** Start of Stored data **

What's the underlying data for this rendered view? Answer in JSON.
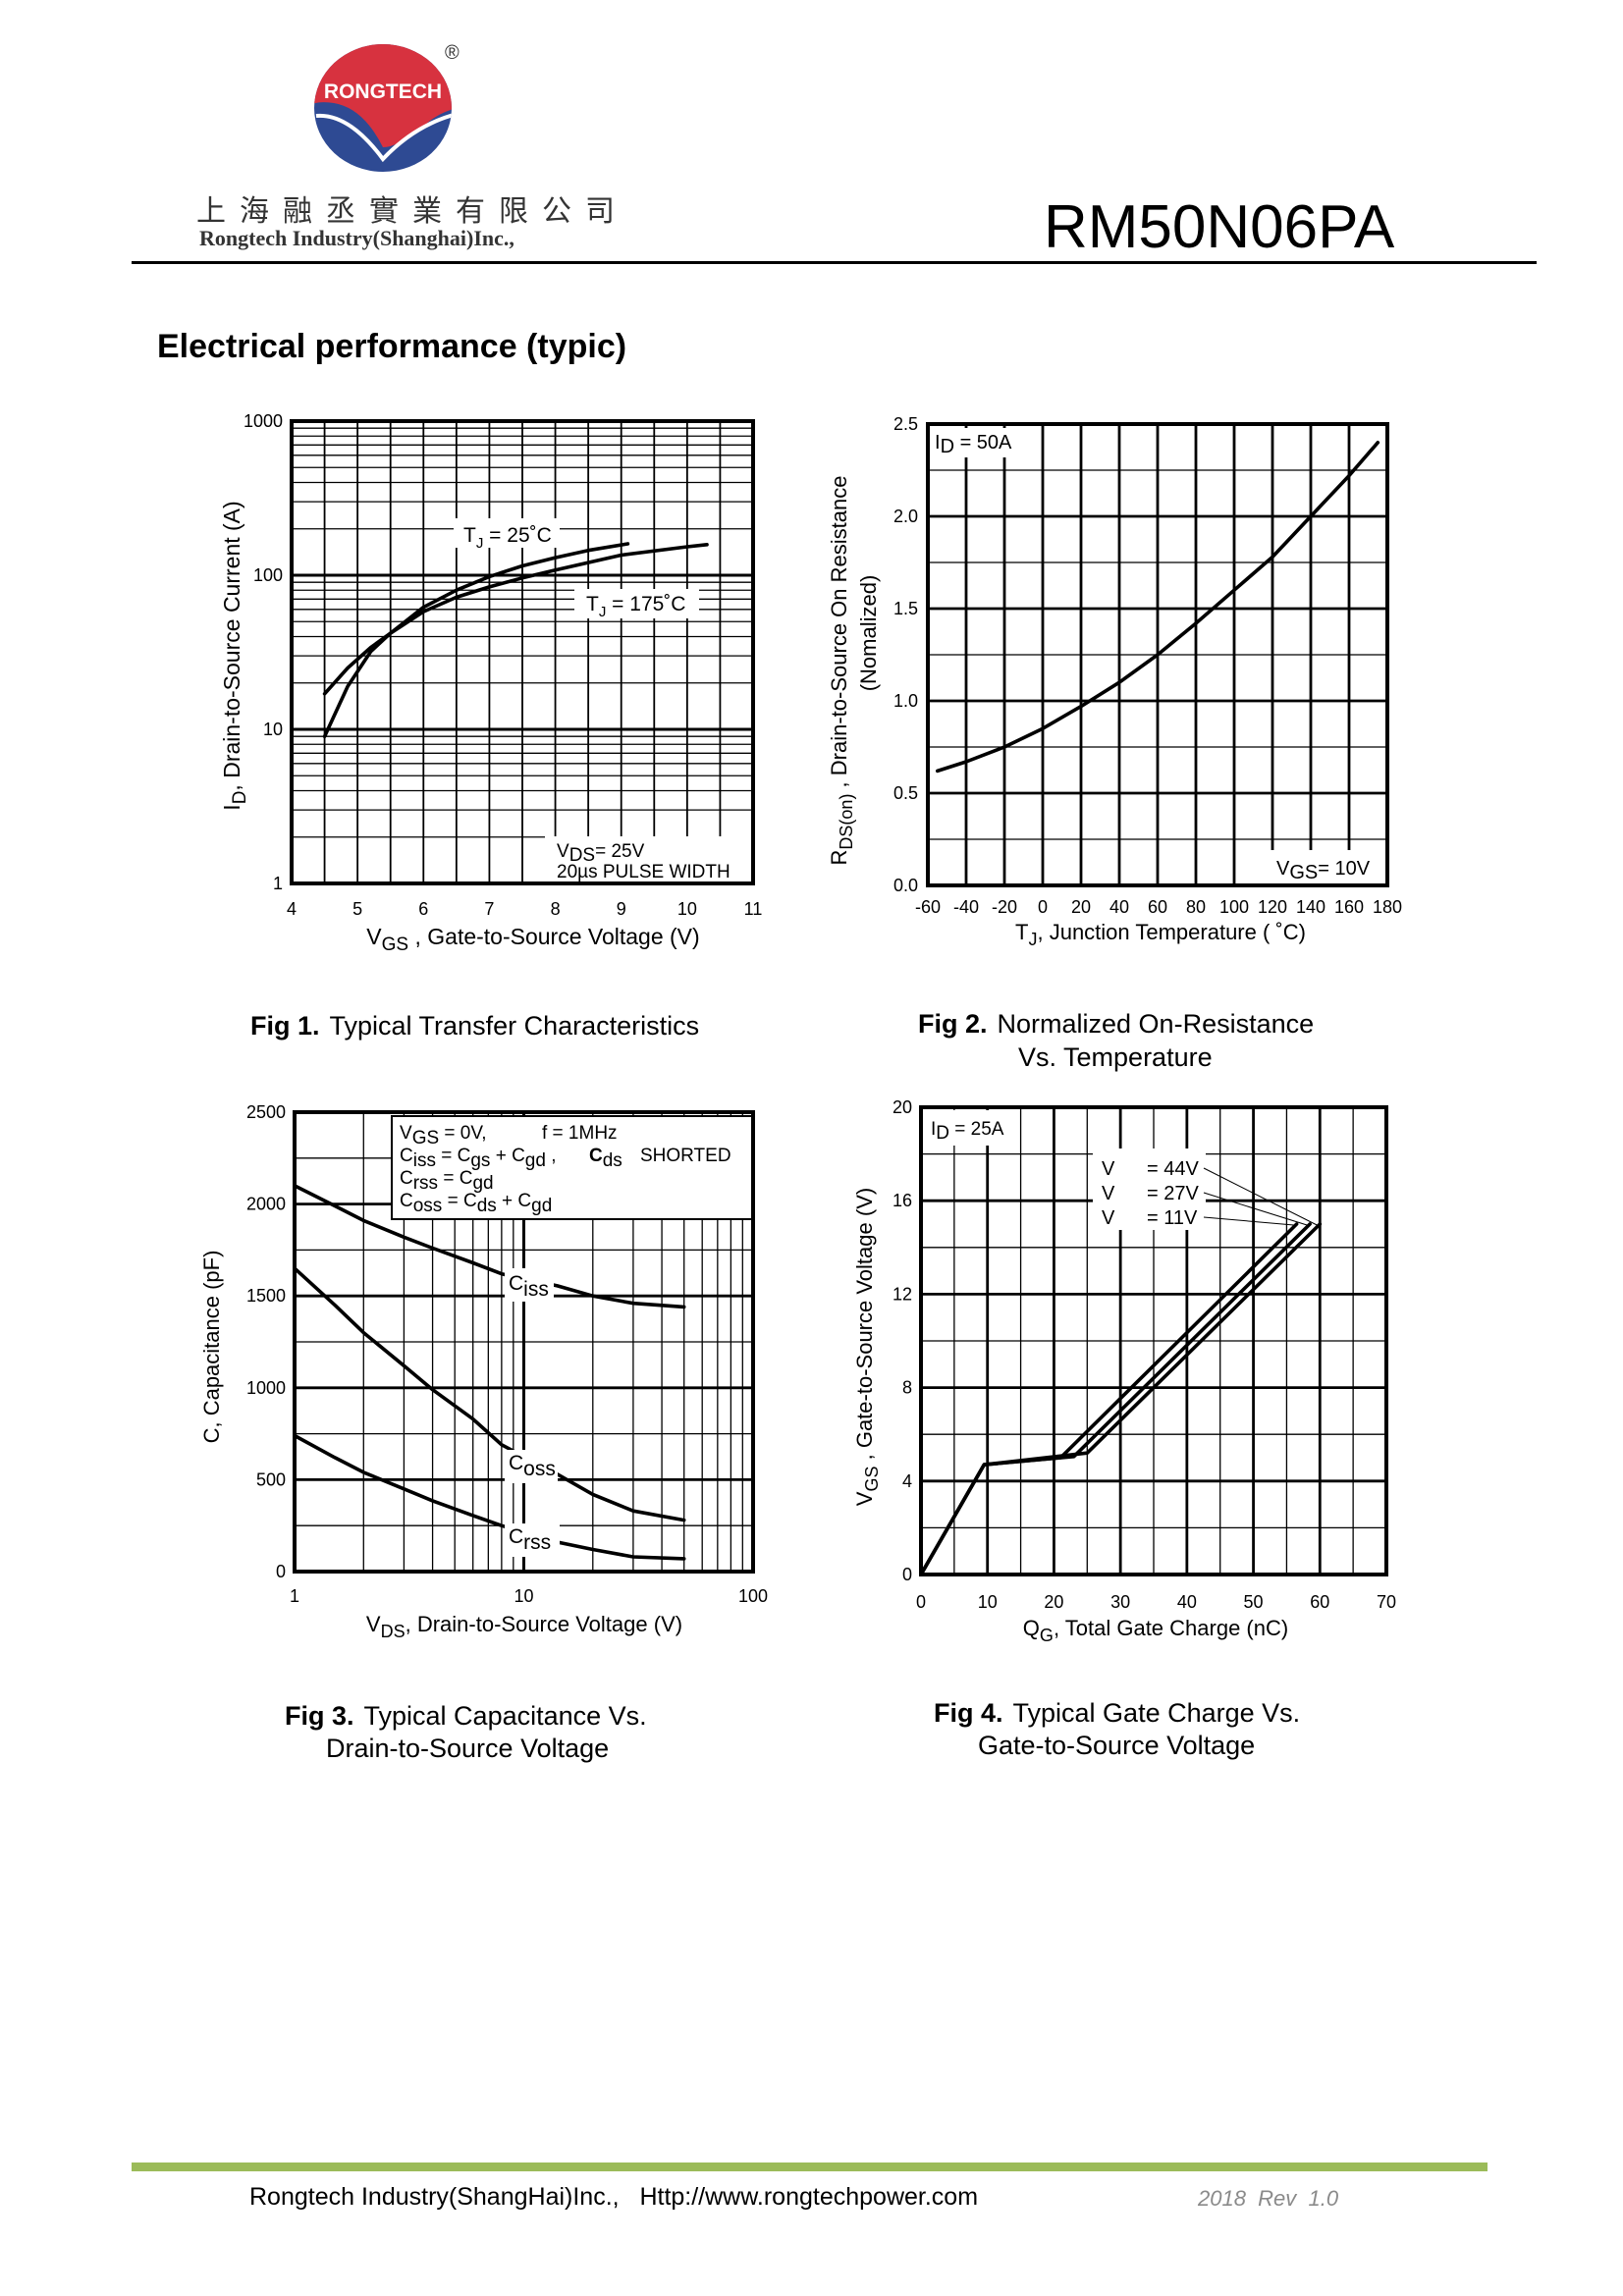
{
  "header": {
    "logo_text": "RONGTECH",
    "registered": "®",
    "company_cn": "上海融丞實業有限公司",
    "company_en": "Rongtech Industry(Shanghai)Inc.,",
    "part_number": "RM50N06PA"
  },
  "section_title": "Electrical performance (typic)",
  "colors": {
    "logo_red": "#d7323f",
    "logo_blue": "#2e4a93",
    "footer_bar": "#9bbb59",
    "revision_gray": "#8a8a8a"
  },
  "chart_data": [
    {
      "id": "fig1",
      "type": "line",
      "yscale": "log",
      "caption": {
        "fig": "Fig 1.",
        "lines": [
          "Typical Transfer Characteristics"
        ]
      },
      "xlabel": {
        "main": "V",
        "sub": "GS",
        "rest": " , Gate-to-Source Voltage (V)"
      },
      "ylabel": {
        "main": "I",
        "sub": "D",
        "rest": ",  Drain-to-Source Current (A)"
      },
      "xlim": [
        4,
        11
      ],
      "ylim": [
        1,
        1000
      ],
      "xticks": [
        4,
        5,
        6,
        7,
        8,
        9,
        10,
        11
      ],
      "xtick_labels": [
        "4",
        "5",
        "6",
        "7",
        "8",
        "9",
        "10",
        "11"
      ],
      "yticks": [
        1000,
        100,
        10,
        1
      ],
      "ytick_labels": [
        "1000",
        "100",
        "10",
        "1"
      ],
      "series": [
        {
          "name": "TJ = 25°C",
          "label": {
            "main": "T",
            "sub": "J",
            "rest": " = 25˚C"
          },
          "points": [
            [
              4.5,
              9
            ],
            [
              4.85,
              19
            ],
            [
              5.2,
              32
            ],
            [
              5.5,
              42
            ],
            [
              6,
              62
            ],
            [
              6.5,
              80
            ],
            [
              7,
              98
            ],
            [
              7.5,
              115
            ],
            [
              8,
              130
            ],
            [
              8.5,
              145
            ],
            [
              9.1,
              160
            ]
          ]
        },
        {
          "name": "TJ = 175°C",
          "label": {
            "main": "T",
            "sub": "J",
            "rest": " =  175˚C"
          },
          "points": [
            [
              4.5,
              17
            ],
            [
              4.85,
              25
            ],
            [
              5.2,
              34
            ],
            [
              5.5,
              42
            ],
            [
              6,
              58
            ],
            [
              6.5,
              72
            ],
            [
              7,
              84
            ],
            [
              7.5,
              96
            ],
            [
              8,
              108
            ],
            [
              9,
              135
            ],
            [
              10,
              153
            ],
            [
              10.3,
              158
            ]
          ]
        }
      ],
      "conditions": {
        "vds_main": "V",
        "vds_sub": "DS",
        "vds_rest": "= 25V",
        "pulse": "20µs PULSE WIDTH"
      }
    },
    {
      "id": "fig2",
      "type": "line",
      "caption": {
        "fig": "Fig 2.",
        "lines": [
          "Normalized On-Resistance",
          "Vs. Temperature"
        ]
      },
      "xlabel": {
        "main": "T",
        "sub": "J",
        "rest": ", Junction Temperature  ( ˚C)"
      },
      "ylabel": {
        "main": "R",
        "sub": "DS(on)",
        "rest": " ,  Drain-to-Source On Resistance",
        "line2": "(Nomalized)"
      },
      "xlim": [
        -60,
        180
      ],
      "ylim": [
        0,
        2.5
      ],
      "xticks": [
        -60,
        -40,
        -20,
        0,
        20,
        40,
        60,
        80,
        100,
        120,
        140,
        160,
        180
      ],
      "xtick_labels": [
        "-60",
        "-40",
        "-20",
        "0",
        "20",
        "40",
        "60",
        "80",
        "100",
        "120",
        "140",
        "160",
        "180"
      ],
      "yticks": [
        0,
        0.5,
        1,
        1.5,
        2,
        2.5
      ],
      "ytick_labels": [
        "0.0",
        "0.5",
        "1.0",
        "1.5",
        "2.0",
        "2.5"
      ],
      "series": [
        {
          "name": "RDS(on) normalized",
          "points": [
            [
              -55,
              0.62
            ],
            [
              -40,
              0.67
            ],
            [
              -20,
              0.75
            ],
            [
              0,
              0.85
            ],
            [
              20,
              0.97
            ],
            [
              40,
              1.1
            ],
            [
              60,
              1.25
            ],
            [
              80,
              1.42
            ],
            [
              100,
              1.6
            ],
            [
              120,
              1.78
            ],
            [
              140,
              2.0
            ],
            [
              160,
              2.22
            ],
            [
              175,
              2.4
            ]
          ]
        }
      ],
      "conditions": {
        "id_main": "I",
        "id_sub": "D",
        "id_rest": " = 50A",
        "vgs_main": "V",
        "vgs_sub": "GS",
        "vgs_rest": "= 10V"
      }
    },
    {
      "id": "fig3",
      "type": "line",
      "xscale": "log",
      "caption": {
        "fig": "Fig 3.",
        "lines": [
          "Typical Capacitance Vs.",
          "Drain-to-Source Voltage"
        ]
      },
      "xlabel": {
        "main": "V",
        "sub": "DS",
        "rest": ", Drain-to-Source Voltage (V)"
      },
      "ylabel": {
        "main": "C, Capacitance (pF)"
      },
      "xlim": [
        1,
        100
      ],
      "ylim": [
        0,
        2500
      ],
      "xticks": [
        1,
        10,
        100
      ],
      "xtick_labels": [
        "1",
        "10",
        "100"
      ],
      "yticks": [
        0,
        500,
        1000,
        1500,
        2000,
        2500
      ],
      "ytick_labels": [
        "0",
        "500",
        "1000",
        "1500",
        "2000",
        "2500"
      ],
      "series": [
        {
          "name": "Ciss",
          "label": {
            "main": "C",
            "sub": "iss"
          },
          "points": [
            [
              1,
              2100
            ],
            [
              1.5,
              1990
            ],
            [
              2,
              1910
            ],
            [
              3,
              1820
            ],
            [
              4,
              1760
            ],
            [
              6,
              1680
            ],
            [
              8,
              1620
            ],
            [
              14,
              1555
            ],
            [
              20,
              1500
            ],
            [
              30,
              1460
            ],
            [
              50,
              1440
            ]
          ]
        },
        {
          "name": "Coss",
          "label": {
            "main": "C",
            "sub": "oss"
          },
          "points": [
            [
              1,
              1650
            ],
            [
              1.5,
              1450
            ],
            [
              2,
              1300
            ],
            [
              3,
              1120
            ],
            [
              4,
              990
            ],
            [
              6,
              830
            ],
            [
              8,
              690
            ],
            [
              14,
              530
            ],
            [
              20,
              420
            ],
            [
              30,
              330
            ],
            [
              50,
              280
            ]
          ]
        },
        {
          "name": "Crss",
          "label": {
            "main": "C",
            "sub": "rss"
          },
          "points": [
            [
              1,
              740
            ],
            [
              1.5,
              620
            ],
            [
              2,
              540
            ],
            [
              3,
              450
            ],
            [
              4,
              385
            ],
            [
              6,
              305
            ],
            [
              8,
              250
            ],
            [
              14,
              160
            ],
            [
              20,
              120
            ],
            [
              30,
              80
            ],
            [
              50,
              70
            ]
          ]
        }
      ],
      "legend": {
        "l1": {
          "a": "V",
          "a_sub": "GS",
          "b": " = 0V,",
          "c": "f = 1MHz"
        },
        "l2": {
          "a": "C",
          "a_sub": "iss",
          "b": " = C",
          "b_sub": "gs",
          "c": " + C",
          "c_sub": "gd",
          "d": " ,",
          "e": "C",
          "e_sub": "ds",
          "f": "SHORTED"
        },
        "l3": {
          "a": "C",
          "a_sub": "rss",
          "b": " = C",
          "b_sub": "gd"
        },
        "l4": {
          "a": "C",
          "a_sub": "oss",
          "b": " = C",
          "b_sub": "ds",
          "c": " + C",
          "c_sub": "gd"
        }
      }
    },
    {
      "id": "fig4",
      "type": "line",
      "caption": {
        "fig": "Fig 4.",
        "lines": [
          "Typical Gate Charge Vs.",
          "Gate-to-Source Voltage"
        ]
      },
      "xlabel": {
        "main": "Q",
        "sub": "G",
        "rest": ", Total Gate Charge (nC)"
      },
      "ylabel": {
        "main": "V",
        "sub": "GS",
        "rest": " ,  Gate-to-Source Voltage (V)"
      },
      "xlim": [
        0,
        70
      ],
      "ylim": [
        0,
        20
      ],
      "xticks": [
        0,
        10,
        20,
        30,
        40,
        50,
        60,
        70
      ],
      "xtick_labels": [
        "0",
        "10",
        "20",
        "30",
        "40",
        "50",
        "60",
        "70"
      ],
      "yticks": [
        0,
        4,
        8,
        12,
        16,
        20
      ],
      "ytick_labels": [
        "0",
        "4",
        "8",
        "12",
        "16",
        "20"
      ],
      "series": [
        {
          "name": "VDS = 44V",
          "label": {
            "a": "V",
            "b": "= 44V"
          },
          "points": [
            [
              0,
              0
            ],
            [
              9.5,
              4.7
            ],
            [
              25,
              5.2
            ],
            [
              60,
              15
            ]
          ]
        },
        {
          "name": "VDS = 27V",
          "label": {
            "a": "V",
            "b": "= 27V"
          },
          "points": [
            [
              0,
              0
            ],
            [
              9.5,
              4.7
            ],
            [
              23,
              5.05
            ],
            [
              58.5,
              15
            ]
          ]
        },
        {
          "name": "VDS = 11V",
          "label": {
            "a": "V",
            "b": "= 11V"
          },
          "points": [
            [
              0,
              0
            ],
            [
              9.5,
              4.7
            ],
            [
              21,
              5.0
            ],
            [
              56.5,
              15
            ]
          ]
        }
      ],
      "conditions": {
        "id_main": "I",
        "id_sub": "D",
        "id_rest": " = 25A"
      }
    }
  ],
  "footer": {
    "company": "Rongtech Industry(ShangHai)Inc.,",
    "url": "Http://www.rongtechpower.com",
    "revision": "2018  Rev  1.0"
  }
}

** End of Stored data **

**What you should do**
Whichever lines contain the string "Charge", select and copy them.

**Solution below**
          "Typical Gate Charge Vs.",
        "rest": ", Total Gate Charge (nC)"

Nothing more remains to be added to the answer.